TASK GOAL: Scan the lines below; pull out those with "一剑屠龙".

EXCERPTED DATA:
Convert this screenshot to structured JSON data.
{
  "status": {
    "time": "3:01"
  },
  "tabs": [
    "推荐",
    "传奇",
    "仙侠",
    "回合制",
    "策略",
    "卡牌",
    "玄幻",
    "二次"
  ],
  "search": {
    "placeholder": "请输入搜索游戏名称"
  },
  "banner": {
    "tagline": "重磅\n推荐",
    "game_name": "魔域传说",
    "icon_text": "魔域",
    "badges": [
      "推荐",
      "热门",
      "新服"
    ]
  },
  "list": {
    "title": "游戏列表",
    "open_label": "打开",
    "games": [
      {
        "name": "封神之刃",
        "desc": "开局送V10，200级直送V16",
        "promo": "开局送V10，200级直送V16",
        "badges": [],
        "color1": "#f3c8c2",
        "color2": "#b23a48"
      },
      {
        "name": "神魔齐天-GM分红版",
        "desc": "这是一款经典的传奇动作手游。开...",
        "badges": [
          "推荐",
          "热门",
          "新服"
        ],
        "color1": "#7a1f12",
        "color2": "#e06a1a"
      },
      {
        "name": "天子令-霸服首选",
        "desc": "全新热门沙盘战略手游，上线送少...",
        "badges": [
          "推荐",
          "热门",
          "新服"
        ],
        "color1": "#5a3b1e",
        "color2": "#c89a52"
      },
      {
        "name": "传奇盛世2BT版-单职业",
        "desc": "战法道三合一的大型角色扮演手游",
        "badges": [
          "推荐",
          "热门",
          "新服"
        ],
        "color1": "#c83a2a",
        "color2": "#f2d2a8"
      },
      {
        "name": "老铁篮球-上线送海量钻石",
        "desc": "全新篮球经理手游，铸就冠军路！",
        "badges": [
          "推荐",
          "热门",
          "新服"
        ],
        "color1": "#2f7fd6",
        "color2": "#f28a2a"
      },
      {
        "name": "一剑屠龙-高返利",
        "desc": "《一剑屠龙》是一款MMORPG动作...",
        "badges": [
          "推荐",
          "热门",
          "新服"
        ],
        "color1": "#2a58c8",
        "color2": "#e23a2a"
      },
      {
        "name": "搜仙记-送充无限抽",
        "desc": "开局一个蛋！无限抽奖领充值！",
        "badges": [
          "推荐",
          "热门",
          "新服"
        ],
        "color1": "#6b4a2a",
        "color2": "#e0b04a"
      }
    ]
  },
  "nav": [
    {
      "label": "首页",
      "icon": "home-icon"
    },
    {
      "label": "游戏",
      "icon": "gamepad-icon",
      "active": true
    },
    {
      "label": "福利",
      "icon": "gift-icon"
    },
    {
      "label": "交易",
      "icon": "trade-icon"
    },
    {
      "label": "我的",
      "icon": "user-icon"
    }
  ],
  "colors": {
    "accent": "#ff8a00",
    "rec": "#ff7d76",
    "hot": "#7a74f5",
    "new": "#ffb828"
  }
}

OUTPUT:
        "name": "一剑屠龙-高返利",
        "desc": "《一剑屠龙》是一款MMORPG动作...",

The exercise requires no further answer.